***** PROVIDED MATERIAL *****

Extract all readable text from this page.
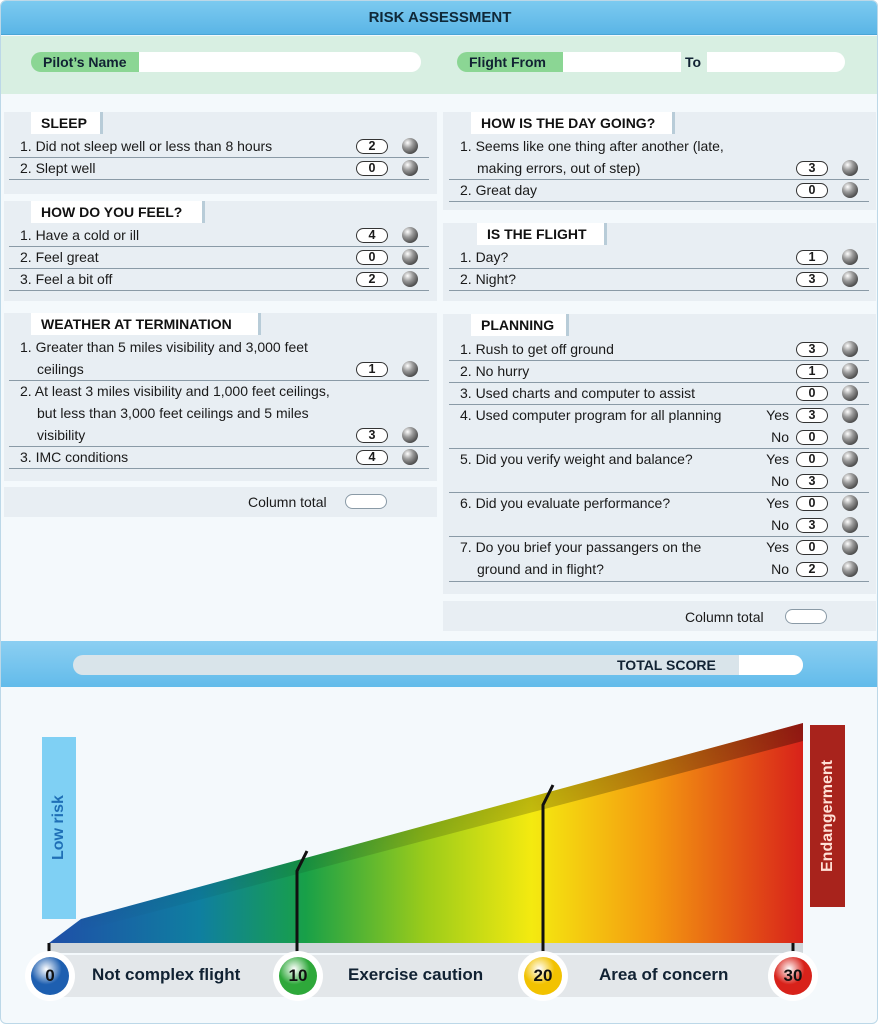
RISK ASSESSMENT
Pilot’s Name	Flight From	To
SLEEP
1. Did not sleep well or less than 8 hours	2
2. Slept well	0
HOW DO YOU FEEL?
1. Have a cold or ill	4
2. Feel great	0
3. Feel a bit off	2
WEATHER AT TERMINATION
1. Greater than 5 miles visibility and 3,000 feet
ceilings	1
2. At least 3 miles visibility and 1,000 feet ceilings,
but less than 3,000 feet ceilings and 5 miles
visibility	3
3. IMC conditions	4
Column total
HOW IS THE DAY GOING?
1. Seems like one thing after another (late,
making errors, out of step)	3
2. Great day	0
IS THE FLIGHT
1. Day?	1
2. Night?	3
PLANNING
1. Rush to get off ground	3
2. No hurry	1
3. Used charts and computer to assist	0
4. Used computer program for all planning	Yes	3
No	0
5. Did you verify weight and balance?	Yes	0
No	3
6. Did you evaluate performance?	Yes	0
No	3
7. Do you brief your passangers on the
ground and in flight?
Yes	0
No	2
Column total
TOTAL SCORE
Low risk	Endangerment
0	10	20	30
Not complex flight	Exercise caution	Area of concern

*****

# YOUR TASK:
Set the listing down in full and exactly. Pictures within it should not appear in the copy.

# COMPLETE OUTPUT:
Extract all readable text from this page.
RISK ASSESSMENT
Pilot’s Name	Flight From	To
SLEEP
1. Did not sleep well or less than 8 hours	2
2. Slept well	0
HOW DO YOU FEEL?
1. Have a cold or ill	4
2. Feel great	0
3. Feel a bit off	2
WEATHER AT TERMINATION
1. Greater than 5 miles visibility and 3,000 feet
ceilings	1
2. At least 3 miles visibility and 1,000 feet ceilings,
but less than 3,000 feet ceilings and 5 miles
visibility	3
3. IMC conditions	4
Column total
HOW IS THE DAY GOING?
1. Seems like one thing after another (late,
making errors, out of step)	3
2. Great day	0
IS THE FLIGHT
1. Day?	1
2. Night?	3
PLANNING
1. Rush to get off ground	3
2. No hurry	1
3. Used charts and computer to assist	0
4. Used computer program for all planning	Yes	3
No	0
5. Did you verify weight and balance?	Yes	0
No	3
6. Did you evaluate performance?	Yes	0
No	3
7. Do you brief your passangers on the
ground and in flight?
Yes	0
No	2
Column total
TOTAL SCORE
Low risk	Endangerment
0	10	20	30
Not complex flight	Exercise caution	Area of concern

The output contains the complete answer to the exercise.